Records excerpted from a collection
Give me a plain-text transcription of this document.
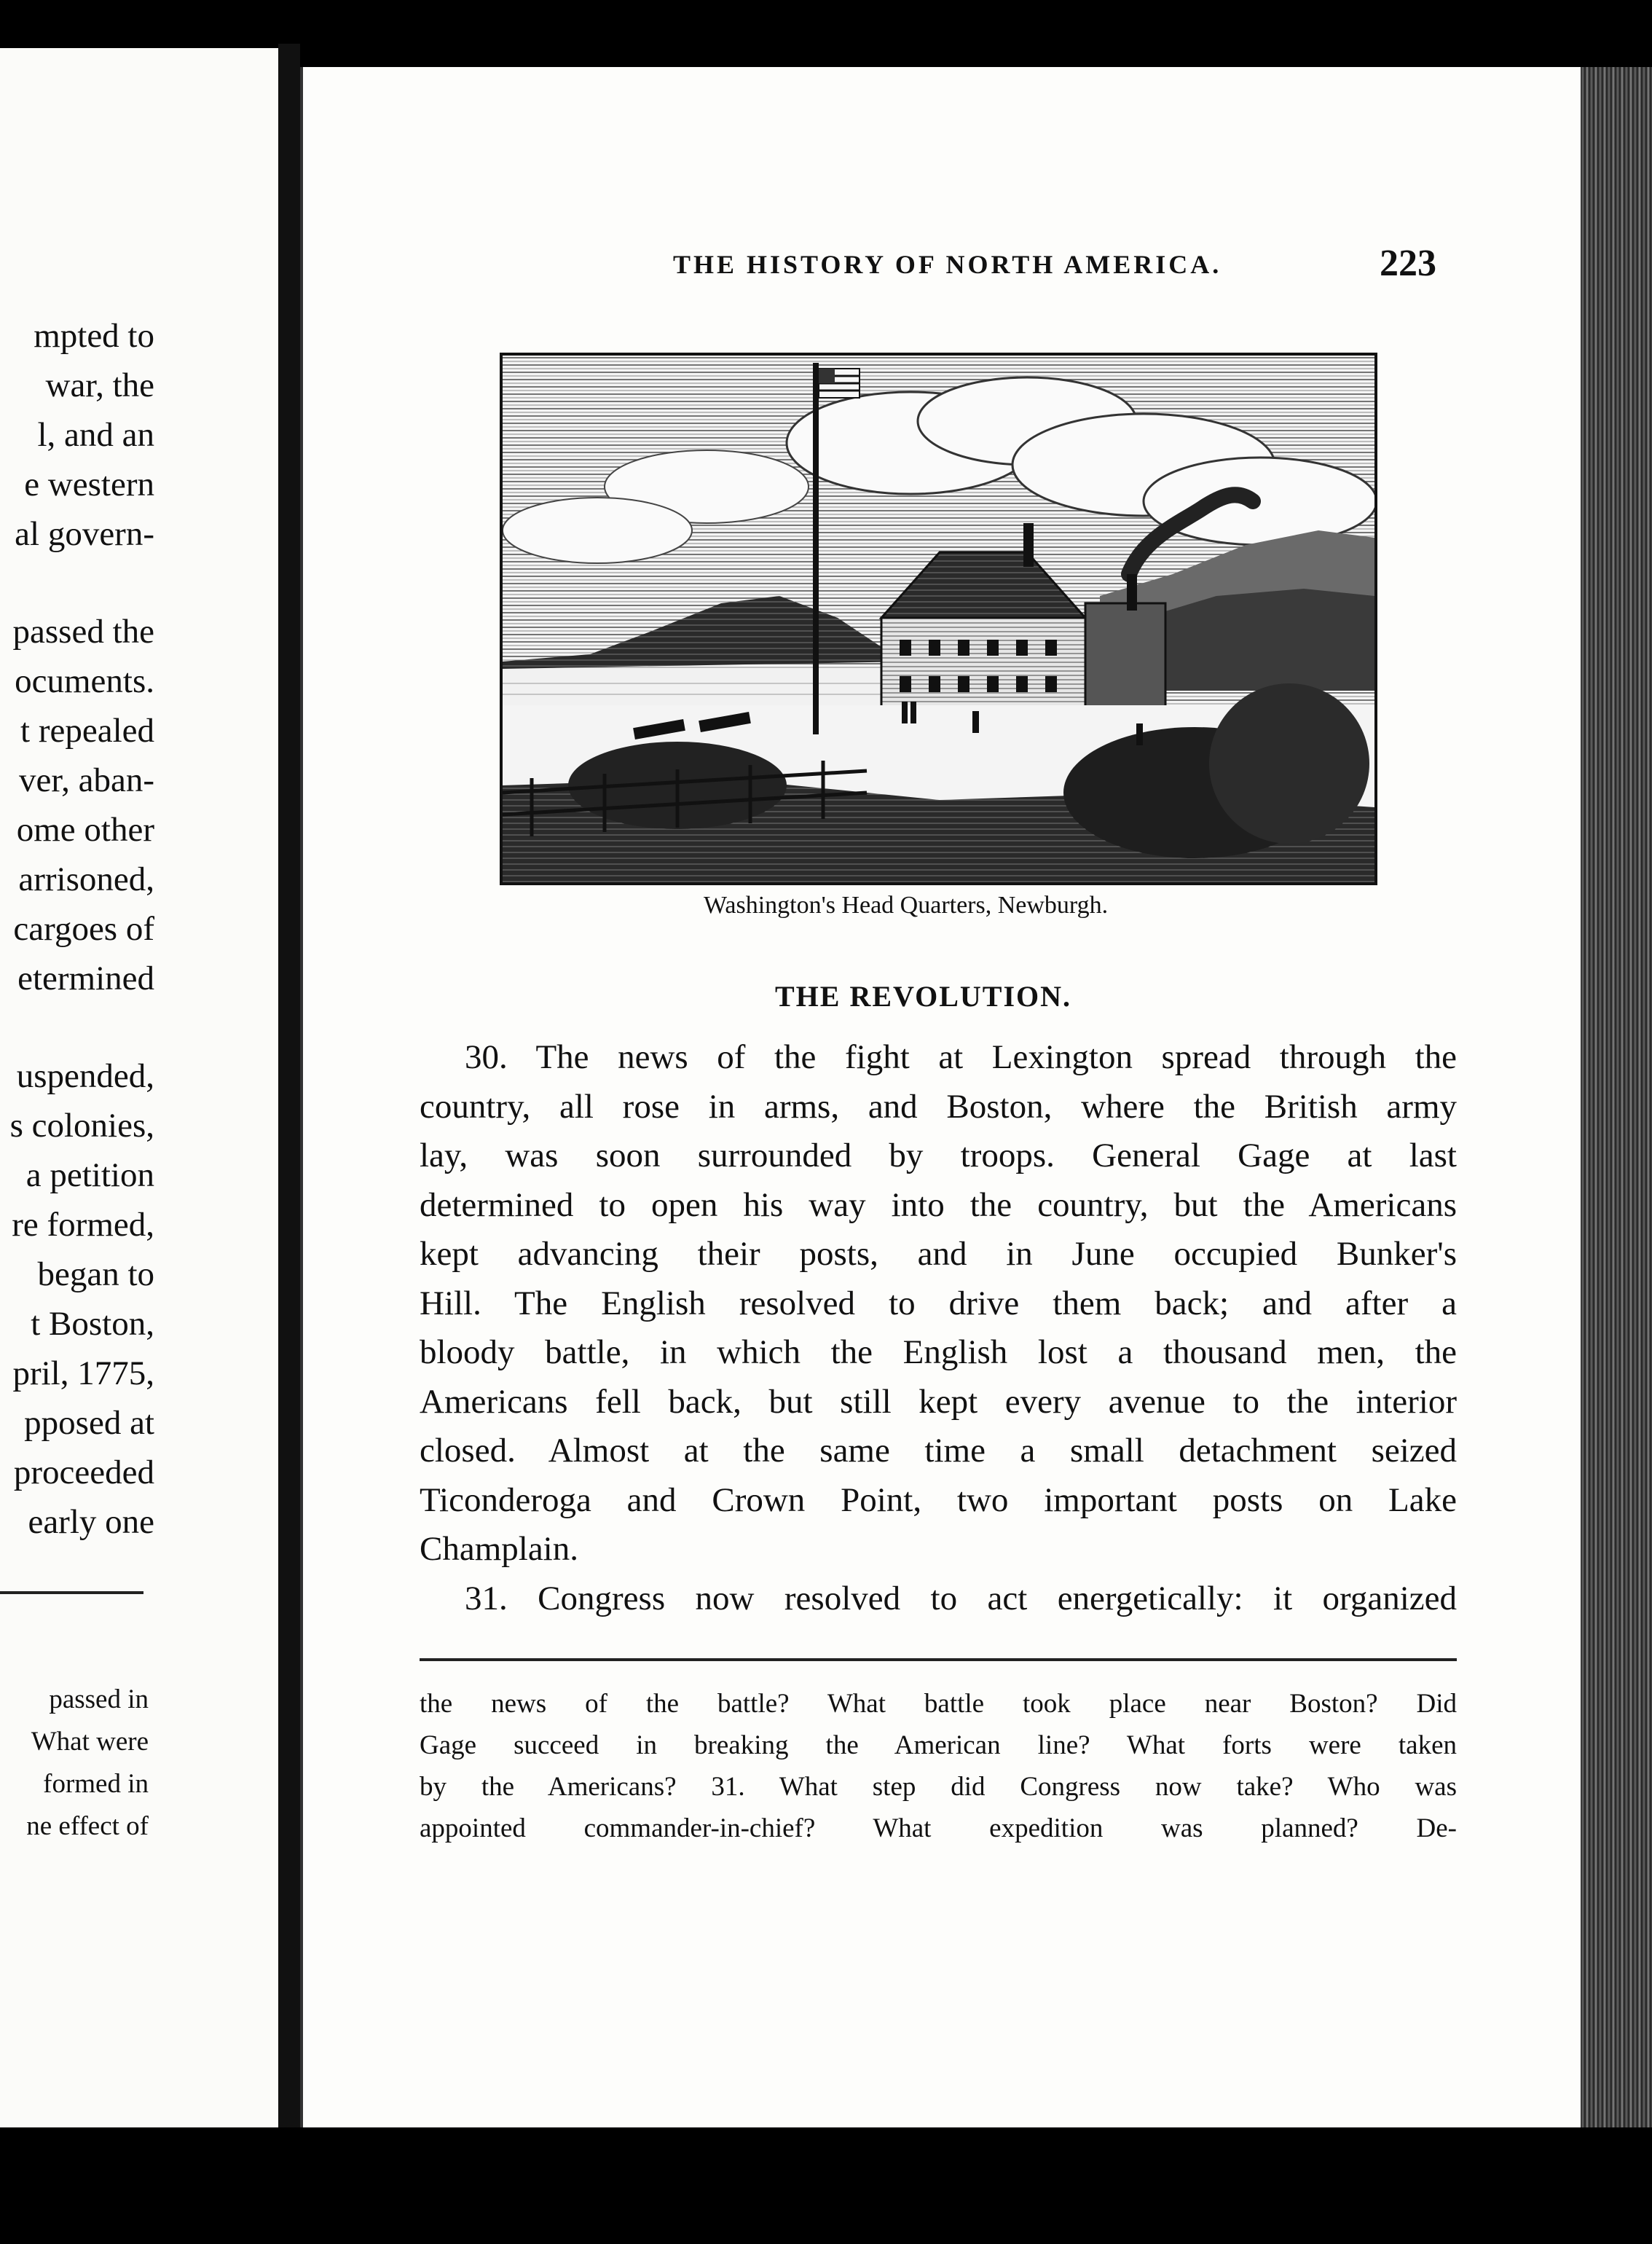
mpted to
war, the
l, and an
e western
al govern-
passed the
ocuments.
t repealed
ver, aban-
ome other
arrisoned,
cargoes of
etermined
uspended,
s colonies,
a petition
re formed,
began to
t Boston,
pril, 1775,
pposed at
proceeded
early one
passed in
What were
formed in
ne effect of
THE HISTORY OF NORTH AMERICA.	223
Washington's Head Quarters, Newburgh.
THE REVOLUTION.
30. The news of the fight at Lexington spread through the
country, all rose in arms, and Boston, where the British army
lay, was soon surrounded by troops. General Gage at last
determined to open his way into the country, but the Americans
kept advancing their posts, and in June occupied Bunker's
Hill. The English resolved to drive them back; and after a
bloody battle, in which the English lost a thousand men, the
Americans fell back, but still kept every avenue to the interior
closed. Almost at the same time a small detachment seized
Ticonderoga and Crown Point, two important posts on Lake
Champlain.
31. Congress now resolved to act energetically: it organized
the news of the battle? What battle took place near Boston? Did
Gage succeed in breaking the American line? What forts were taken
by the Americans? 31. What step did Congress now take? Who was
appointed commander-in-chief? What expedition was planned? De-
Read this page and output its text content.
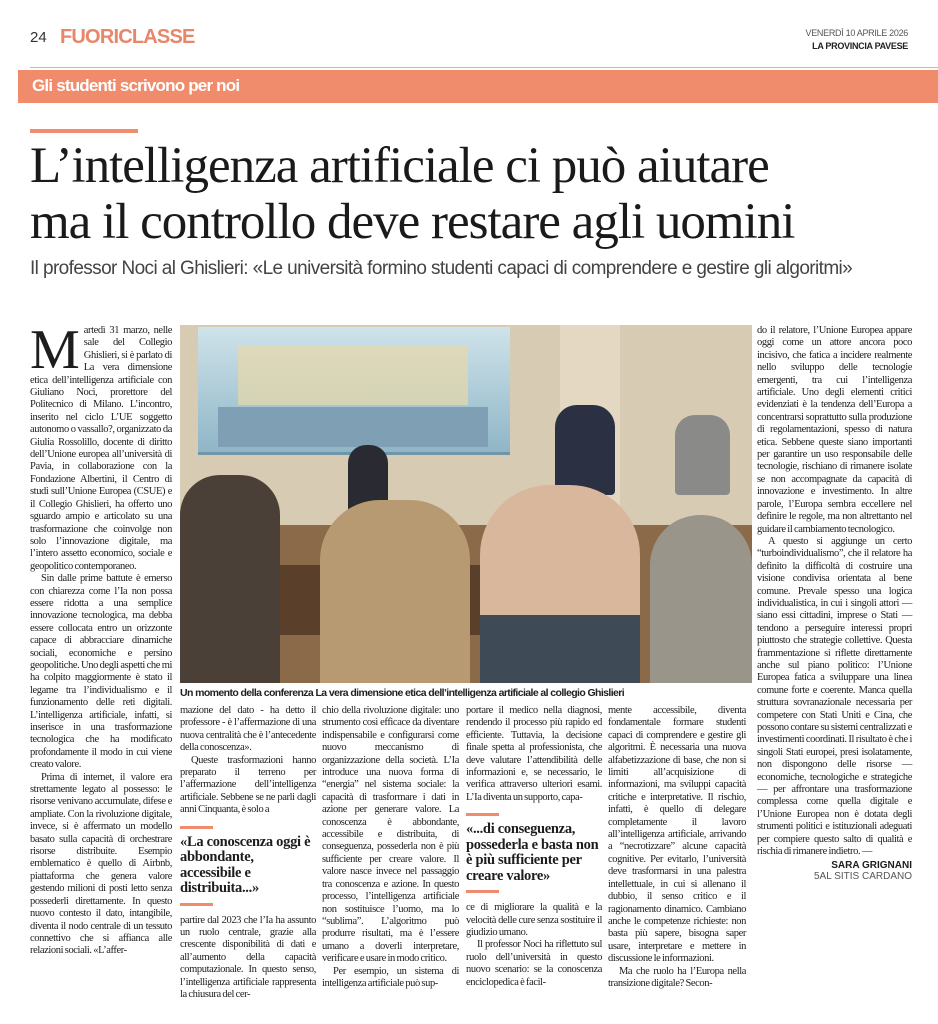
24 FUORICLASSE	VENERDÌ 10 APRILE 2026
LA PROVINCIA PAVESE
Gli studenti scrivono per noi
L’intelligenza artificiale ci può aiutare
ma il controllo deve restare agli uomini
Il professor Noci al Ghislieri: «Le università formino studenti capaci di comprendere e gestire gli algoritmi»

Martedì 31 marzo, nelle sale del Collegio Ghislieri, si è parlato di La vera dimensione etica dell’intelligenza artificiale con Giuliano Noci, prorettore del Politecnico di Milano. L’incontro, inserito nel ciclo L’UE soggetto autonomo o vassallo?, organizzato da Giulia Rossolillo, docente di diritto dell’Unione europea all’università di Pavia, in collaborazione con la Fondazione Albertini, il Centro di studi sull’Unione Europea (CSUE) e il Collegio Ghislieri, ha offerto uno sguardo ampio e articolato su una trasformazione che coinvolge non solo l’innovazione digitale, ma l’intero assetto economico, sociale e geopolitico contemporaneo.

Sin dalle prime battute è emerso con chiarezza come l’Ia non possa essere ridotta a una semplice innovazione tecnologica, ma debba essere collocata entro un orizzonte capace di abbracciare dinamiche sociali, economiche e persino geopolitiche. Uno degli aspetti che mi ha colpito maggiormente è stato il legame tra l’individualismo e il funzionamento delle reti digitali. L’intelligenza artificiale, infatti, si inserisce in una trasformazione tecnologica che ha modificato profondamente il modo in cui viene creato valore.

Prima di internet, il valore era strettamente legato al possesso: le risorse venivano accumulate, difese e ampliate. Con la rivoluzione digitale, invece, si è affermato un modello basato sulla capacità di orchestrare risorse distribuite. Esempio emblematico è quello di Airbnb, piattaforma che genera valore gestendo milioni di posti letto senza possederli direttamente. In questo nuovo contesto il dato, intangibile, diventa il nodo centrale di un tessuto connettivo che si affianca alle relazioni sociali. «L’affer-

Un momento della conferenza La vera dimensione etica dell’intelligenza artificiale al collegio Ghislieri

mazione del dato - ha detto il professore - è l’affermazione di una nuova centralità che è l’antecedente della conoscenza».

Queste trasformazioni hanno preparato il terreno per l’affermazione dell’intelligenza artificiale. Sebbene se ne parli dagli anni Cinquanta, è solo a

«La conoscenza oggi è abbondante, accessibile e distribuita...»

partire dal 2023 che l’Ia ha assunto un ruolo centrale, grazie alla crescente disponibilità di dati e all’aumento della capacità computazionale. In questo senso, l’intelligenza artificiale rappresenta la chiusura del cer-

chio della rivoluzione digitale: uno strumento così efficace da diventare indispensabile e configurarsi come nuovo meccanismo di organizzazione della società. L’Ia introduce una nuova forma di “energia” nel sistema sociale: la capacità di trasformare i dati in azione per generare valore. La conoscenza è abbondante, accessibile e distribuita, di conseguenza, possederla non è più sufficiente per creare valore. Il valore nasce invece nel passaggio tra conoscenza e azione. In questo processo, l’intelligenza artificiale non sostituisce l’uomo, ma lo “sublima”. L’algoritmo può produrre risultati, ma è l’essere umano a doverli interpretare, verificare e usare in modo critico.

Per esempio, un sistema di intelligenza artificiale può sup-

portare il medico nella diagnosi, rendendo il processo più rapido ed efficiente. Tuttavia, la decisione finale spetta al professionista, che deve valutare l’attendibilità delle informazioni e, se necessario, le verifica attraverso ulteriori esami. L’Ia diventa un supporto, capa-

«...di conseguenza, possederla e basta non è più sufficiente per creare valore»

ce di migliorare la qualità e la velocità delle cure senza sostituire il giudizio umano.

Il professor Noci ha riflettuto sul ruolo dell’università in questo nuovo scenario: se la conoscenza enciclopedica è facil-

mente accessibile, diventa fondamentale formare studenti capaci di comprendere e gestire gli algoritmi. È necessaria una nuova alfabetizzazione di base, che non si limiti all’acquisizione di informazioni, ma sviluppi capacità critiche e interpretative. Il rischio, infatti, è quello di delegare completamente il lavoro all’intelligenza artificiale, arrivando a “necrotizzare” alcune capacità cognitive. Per evitarlo, l’università deve trasformarsi in una palestra intellettuale, in cui si allenano il dubbio, il senso critico e il ragionamento dinamico. Cambiano anche le competenze richieste: non basta più sapere, bisogna saper usare, interpretare e mettere in discussione le informazioni.

Ma che ruolo ha l’Europa nella transizione digitale? Secon-

do il relatore, l’Unione Europea appare oggi come un attore ancora poco incisivo, che fatica a incidere realmente nello sviluppo delle tecnologie emergenti, tra cui l’intelligenza artificiale. Uno degli elementi critici evidenziati è la tendenza dell’Europa a concentrarsi soprattutto sulla produzione di regolamentazioni, spesso di natura etica. Sebbene queste siano importanti per garantire un uso responsabile delle tecnologie, rischiano di rimanere isolate se non accompagnate da capacità di innovazione e investimento. In altre parole, l’Europa sembra eccellere nel definire le regole, ma non altrettanto nel guidare il cambiamento tecnologico.

A questo si aggiunge un certo “turboindividualismo”, che il relatore ha definito la difficoltà di costruire una visione condivisa orientata al bene comune. Prevale spesso una logica individualistica, in cui i singoli attori — siano essi cittadini, imprese o Stati — tendono a perseguire interessi propri piuttosto che strategie collettive. Questa frammentazione si riflette direttamente anche sul piano politico: l’Unione Europea fatica a sviluppare una linea comune forte e coerente. Manca quella struttura sovranazionale necessaria per competere con Stati Uniti e Cina, che possono contare su sistemi centralizzati e investimenti coordinati. Il risultato è che i singoli Stati europei, presi isolatamente, non dispongono delle risorse — economiche, tecnologiche e strategiche — per affrontare una trasformazione complessa come quella digitale e l’Unione Europea non è dotata degli strumenti politici e istituzionali adeguati per compiere questo salto di qualità e rischia di rimanere indietro. —

SARA GRIGNANI
5AL SITIS CARDANO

→ **EXERCISE BRIEF**
Among the lines of the material, find those that hold the word "battle" and copy them.

→ **THE OUTPUT**
bloody battle, in which the English lost a thousand men, the
the news of the battle? What battle took place near Boston? Did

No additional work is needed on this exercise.